### Your instructions:
Reproduce the listing that follows with no differences at all.

### Information supplied:

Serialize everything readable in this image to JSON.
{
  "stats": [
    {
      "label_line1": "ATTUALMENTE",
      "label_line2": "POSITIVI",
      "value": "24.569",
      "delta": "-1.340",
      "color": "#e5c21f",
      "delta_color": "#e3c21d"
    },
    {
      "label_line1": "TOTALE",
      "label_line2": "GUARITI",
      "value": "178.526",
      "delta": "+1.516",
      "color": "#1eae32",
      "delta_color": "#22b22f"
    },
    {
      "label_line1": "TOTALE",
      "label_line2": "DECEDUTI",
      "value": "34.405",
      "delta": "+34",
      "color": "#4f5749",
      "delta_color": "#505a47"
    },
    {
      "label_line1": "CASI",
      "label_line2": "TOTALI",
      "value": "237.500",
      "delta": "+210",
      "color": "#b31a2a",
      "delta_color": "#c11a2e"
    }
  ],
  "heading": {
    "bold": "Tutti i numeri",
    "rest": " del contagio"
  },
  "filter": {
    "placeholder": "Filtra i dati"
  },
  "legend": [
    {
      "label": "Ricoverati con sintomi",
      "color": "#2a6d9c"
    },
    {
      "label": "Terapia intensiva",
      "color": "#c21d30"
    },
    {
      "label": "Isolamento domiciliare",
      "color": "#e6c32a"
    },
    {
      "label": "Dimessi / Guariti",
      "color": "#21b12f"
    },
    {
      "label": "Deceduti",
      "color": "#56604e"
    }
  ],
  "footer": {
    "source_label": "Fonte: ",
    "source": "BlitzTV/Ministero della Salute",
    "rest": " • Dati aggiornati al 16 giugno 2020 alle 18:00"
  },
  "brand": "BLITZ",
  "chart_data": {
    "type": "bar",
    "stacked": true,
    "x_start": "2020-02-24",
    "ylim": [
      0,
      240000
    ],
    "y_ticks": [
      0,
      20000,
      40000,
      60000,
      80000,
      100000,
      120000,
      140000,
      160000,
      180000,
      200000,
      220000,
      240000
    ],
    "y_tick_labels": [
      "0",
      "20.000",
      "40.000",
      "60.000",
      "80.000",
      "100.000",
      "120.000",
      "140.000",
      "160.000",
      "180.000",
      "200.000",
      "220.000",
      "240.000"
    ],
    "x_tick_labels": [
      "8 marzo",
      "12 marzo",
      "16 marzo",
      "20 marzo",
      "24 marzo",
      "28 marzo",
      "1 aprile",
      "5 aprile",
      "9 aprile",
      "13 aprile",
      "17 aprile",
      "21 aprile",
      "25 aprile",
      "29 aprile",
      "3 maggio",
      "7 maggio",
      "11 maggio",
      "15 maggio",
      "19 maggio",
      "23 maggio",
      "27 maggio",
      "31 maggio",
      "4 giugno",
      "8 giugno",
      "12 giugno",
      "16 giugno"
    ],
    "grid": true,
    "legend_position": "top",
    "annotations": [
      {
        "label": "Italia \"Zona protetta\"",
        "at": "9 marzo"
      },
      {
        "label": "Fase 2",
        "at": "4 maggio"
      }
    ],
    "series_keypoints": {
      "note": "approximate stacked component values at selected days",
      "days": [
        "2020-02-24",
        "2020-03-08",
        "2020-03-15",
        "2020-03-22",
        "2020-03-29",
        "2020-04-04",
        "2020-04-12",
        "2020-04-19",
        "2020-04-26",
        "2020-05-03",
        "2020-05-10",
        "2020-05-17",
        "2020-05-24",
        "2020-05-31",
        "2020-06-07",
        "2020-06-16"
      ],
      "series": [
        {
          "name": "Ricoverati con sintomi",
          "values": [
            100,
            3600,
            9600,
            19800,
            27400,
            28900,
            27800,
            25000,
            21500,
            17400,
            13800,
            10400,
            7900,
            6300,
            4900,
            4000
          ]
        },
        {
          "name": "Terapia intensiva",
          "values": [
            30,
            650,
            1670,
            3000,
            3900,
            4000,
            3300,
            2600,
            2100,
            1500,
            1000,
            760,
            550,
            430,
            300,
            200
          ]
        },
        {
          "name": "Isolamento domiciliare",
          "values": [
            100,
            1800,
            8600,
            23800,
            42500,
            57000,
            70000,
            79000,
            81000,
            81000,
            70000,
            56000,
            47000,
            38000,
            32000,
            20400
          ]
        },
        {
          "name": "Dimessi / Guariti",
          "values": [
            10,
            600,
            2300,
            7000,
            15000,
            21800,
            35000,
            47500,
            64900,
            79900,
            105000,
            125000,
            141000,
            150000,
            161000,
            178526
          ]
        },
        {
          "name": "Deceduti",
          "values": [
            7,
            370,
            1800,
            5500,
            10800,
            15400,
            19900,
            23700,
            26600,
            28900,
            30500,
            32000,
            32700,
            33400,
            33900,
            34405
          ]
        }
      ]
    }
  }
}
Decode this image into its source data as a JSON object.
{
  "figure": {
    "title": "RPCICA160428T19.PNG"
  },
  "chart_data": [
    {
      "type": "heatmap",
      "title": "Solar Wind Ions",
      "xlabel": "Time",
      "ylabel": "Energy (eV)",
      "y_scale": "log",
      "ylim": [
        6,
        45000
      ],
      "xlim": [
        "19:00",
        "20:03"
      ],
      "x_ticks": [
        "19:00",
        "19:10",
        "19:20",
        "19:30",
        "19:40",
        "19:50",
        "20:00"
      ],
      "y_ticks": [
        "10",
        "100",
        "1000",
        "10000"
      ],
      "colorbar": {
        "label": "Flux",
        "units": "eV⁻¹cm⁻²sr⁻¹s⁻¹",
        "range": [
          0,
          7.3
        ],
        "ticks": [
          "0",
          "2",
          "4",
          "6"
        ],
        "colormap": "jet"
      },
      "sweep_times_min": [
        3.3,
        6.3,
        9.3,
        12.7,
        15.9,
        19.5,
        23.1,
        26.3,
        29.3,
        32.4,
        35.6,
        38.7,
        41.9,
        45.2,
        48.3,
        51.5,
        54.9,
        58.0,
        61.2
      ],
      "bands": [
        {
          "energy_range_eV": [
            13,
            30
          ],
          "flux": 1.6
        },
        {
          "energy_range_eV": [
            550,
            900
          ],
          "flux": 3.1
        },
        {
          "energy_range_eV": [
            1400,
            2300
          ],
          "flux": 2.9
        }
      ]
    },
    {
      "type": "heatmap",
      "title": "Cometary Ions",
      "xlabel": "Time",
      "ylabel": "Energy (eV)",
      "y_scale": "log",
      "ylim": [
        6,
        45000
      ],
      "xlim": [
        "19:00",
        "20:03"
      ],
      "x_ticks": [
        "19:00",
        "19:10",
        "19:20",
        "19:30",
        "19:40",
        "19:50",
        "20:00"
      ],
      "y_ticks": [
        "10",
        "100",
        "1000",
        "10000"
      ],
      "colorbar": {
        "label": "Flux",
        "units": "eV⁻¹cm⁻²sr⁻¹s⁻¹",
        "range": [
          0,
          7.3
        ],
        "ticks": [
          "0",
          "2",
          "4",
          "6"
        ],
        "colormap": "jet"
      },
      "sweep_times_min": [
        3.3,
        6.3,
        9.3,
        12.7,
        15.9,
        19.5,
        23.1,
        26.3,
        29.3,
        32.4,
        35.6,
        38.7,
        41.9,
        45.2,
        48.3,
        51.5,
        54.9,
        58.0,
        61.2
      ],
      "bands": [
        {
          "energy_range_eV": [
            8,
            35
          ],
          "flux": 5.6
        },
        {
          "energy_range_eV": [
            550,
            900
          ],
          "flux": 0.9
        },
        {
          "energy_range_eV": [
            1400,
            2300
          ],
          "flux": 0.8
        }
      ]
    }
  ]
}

### The solution:
Serialize everything readable in this image to JSON.
{
  "stats": [
    {
      "label_line1": "ATTUALMENTE",
      "label_line2": "POSITIVI",
      "value": "24.569",
      "delta": "-1.340",
      "color": "#e5c21f",
      "delta_color": "#e3c21d"
    },
    {
      "label_line1": "TOTALE",
      "label_line2": "GUARITI",
      "value": "178.526",
      "delta": "+1.516",
      "color": "#1eae32",
      "delta_color": "#22b22f"
    },
    {
      "label_line1": "TOTALE",
      "label_line2": "DECEDUTI",
      "value": "34.405",
      "delta": "+34",
      "color": "#4f5749",
      "delta_color": "#505a47"
    },
    {
      "label_line1": "CASI",
      "label_line2": "TOTALI",
      "value": "237.500",
      "delta": "+210",
      "color": "#b31a2a",
      "delta_color": "#c11a2e"
    }
  ],
  "heading": {
    "bold": "Tutti i numeri",
    "rest": " del contagio"
  },
  "filter": {
    "placeholder": "Filtra i dati"
  },
  "legend": [
    {
      "label": "Ricoverati con sintomi",
      "color": "#2a6d9c"
    },
    {
      "label": "Terapia intensiva",
      "color": "#c21d30"
    },
    {
      "label": "Isolamento domiciliare",
      "color": "#e6c32a"
    },
    {
      "label": "Dimessi / Guariti",
      "color": "#21b12f"
    },
    {
      "label": "Deceduti",
      "color": "#56604e"
    }
  ],
  "footer": {
    "source_label": "Fonte: ",
    "source": "BlitzTV/Ministero della Salute",
    "rest": " • Dati aggiornati al 16 giugno 2020 alle 18:00"
  },
  "brand": "BLITZ",
  "chart_data": {
    "type": "bar",
    "stacked": true,
    "x_start": "2020-02-24",
    "ylim": [
      0,
      240000
    ],
    "y_ticks": [
      0,
      20000,
      40000,
      60000,
      80000,
      100000,
      120000,
      140000,
      160000,
      180000,
      200000,
      220000,
      240000
    ],
    "y_tick_labels": [
      "0",
      "20.000",
      "40.000",
      "60.000",
      "80.000",
      "100.000",
      "120.000",
      "140.000",
      "160.000",
      "180.000",
      "200.000",
      "220.000",
      "240.000"
    ],
    "x_tick_labels": [
      "8 marzo",
      "12 marzo",
      "16 marzo",
      "20 marzo",
      "24 marzo",
      "28 marzo",
      "1 aprile",
      "5 aprile",
      "9 aprile",
      "13 aprile",
      "17 aprile",
      "21 aprile",
      "25 aprile",
      "29 aprile",
      "3 maggio",
      "7 maggio",
      "11 maggio",
      "15 maggio",
      "19 maggio",
      "23 maggio",
      "27 maggio",
      "31 maggio",
      "4 giugno",
      "8 giugno",
      "12 giugno",
      "16 giugno"
    ],
    "grid": true,
    "legend_position": "top",
    "annotations": [
      {
        "label": "Italia \"Zona protetta\"",
        "at": "9 marzo"
      },
      {
        "label": "Fase 2",
        "at": "4 maggio"
      }
    ],
    "series_keypoints": {
      "note": "approximate stacked component values at selected days",
      "days": [
        "2020-02-24",
        "2020-03-08",
        "2020-03-15",
        "2020-03-22",
        "2020-03-29",
        "2020-04-04",
        "2020-04-12",
        "2020-04-19",
        "2020-04-26",
        "2020-05-03",
        "2020-05-10",
        "2020-05-17",
        "2020-05-24",
        "2020-05-31",
        "2020-06-07",
        "2020-06-16"
      ],
      "series": [
        {
          "name": "Ricoverati con sintomi",
          "values": [
            100,
            3600,
            9600,
            19800,
            27400,
            28900,
            27800,
            25000,
            21500,
            17400,
            13800,
            10400,
            7900,
            6300,
            4900,
            4000
          ]
        },
        {
          "name": "Terapia intensiva",
          "values": [
            30,
            650,
            1670,
            3000,
            3900,
            4000,
            3300,
            2600,
            2100,
            1500,
            1000,
            760,
            550,
            430,
            300,
            200
          ]
        },
        {
          "name": "Isolamento domiciliare",
          "values": [
            100,
            1800,
            8600,
            23800,
            42500,
            57000,
            70000,
            79000,
            81000,
            81000,
            70000,
            56000,
            47000,
            38000,
            32000,
            20400
          ]
        },
        {
          "name": "Dimessi / Guariti",
          "values": [
            10,
            600,
            2300,
            7000,
            15000,
            21800,
            35000,
            47500,
            64900,
            79900,
            105000,
            125000,
            141000,
            150000,
            161000,
            178526
          ]
        },
        {
          "name": "Deceduti",
          "values": [
            7,
            370,
            1800,
            5500,
            10800,
            15400,
            19900,
            23700,
            26600,
            28900,
            30500,
            32000,
            32700,
            33400,
            33900,
            34405
          ]
        }
      ]
    }
  }
}
Decode this image into its source data as a JSON object.
{
  "figure": {
    "title": "RPCICA160428T19.PNG"
  },
  "chart_data": [
    {
      "type": "heatmap",
      "title": "Solar Wind Ions",
      "xlabel": "Time",
      "ylabel": "Energy (eV)",
      "y_scale": "log",
      "ylim": [
        6,
        45000
      ],
      "xlim": [
        "19:00",
        "20:03"
      ],
      "x_ticks": [
        "19:00",
        "19:10",
        "19:20",
        "19:30",
        "19:40",
        "19:50",
        "20:00"
      ],
      "y_ticks": [
        "10",
        "100",
        "1000",
        "10000"
      ],
      "colorbar": {
        "label": "Flux",
        "units": "eV⁻¹cm⁻²sr⁻¹s⁻¹",
        "range": [
          0,
          7.3
        ],
        "ticks": [
          "0",
          "2",
          "4",
          "6"
        ],
        "colormap": "jet"
      },
      "sweep_times_min": [
        3.3,
        6.3,
        9.3,
        12.7,
        15.9,
        19.5,
        23.1,
        26.3,
        29.3,
        32.4,
        35.6,
        38.7,
        41.9,
        45.2,
        48.3,
        51.5,
        54.9,
        58.0,
        61.2
      ],
      "bands": [
        {
          "energy_range_eV": [
            13,
            30
          ],
          "flux": 1.6
        },
        {
          "energy_range_eV": [
            550,
            900
          ],
          "flux": 3.1
        },
        {
          "energy_range_eV": [
            1400,
            2300
          ],
          "flux": 2.9
        }
      ]
    },
    {
      "type": "heatmap",
      "title": "Cometary Ions",
      "xlabel": "Time",
      "ylabel": "Energy (eV)",
      "y_scale": "log",
      "ylim": [
        6,
        45000
      ],
      "xlim": [
        "19:00",
        "20:03"
      ],
      "x_ticks": [
        "19:00",
        "19:10",
        "19:20",
        "19:30",
        "19:40",
        "19:50",
        "20:00"
      ],
      "y_ticks": [
        "10",
        "100",
        "1000",
        "10000"
      ],
      "colorbar": {
        "label": "Flux",
        "units": "eV⁻¹cm⁻²sr⁻¹s⁻¹",
        "range": [
          0,
          7.3
        ],
        "ticks": [
          "0",
          "2",
          "4",
          "6"
        ],
        "colormap": "jet"
      },
      "sweep_times_min": [
        3.3,
        6.3,
        9.3,
        12.7,
        15.9,
        19.5,
        23.1,
        26.3,
        29.3,
        32.4,
        35.6,
        38.7,
        41.9,
        45.2,
        48.3,
        51.5,
        54.9,
        58.0,
        61.2
      ],
      "bands": [
        {
          "energy_range_eV": [
            8,
            35
          ],
          "flux": 5.6
        },
        {
          "energy_range_eV": [
            550,
            900
          ],
          "flux": 0.9
        },
        {
          "energy_range_eV": [
            1400,
            2300
          ],
          "flux": 0.8
        }
      ]
    }
  ]
}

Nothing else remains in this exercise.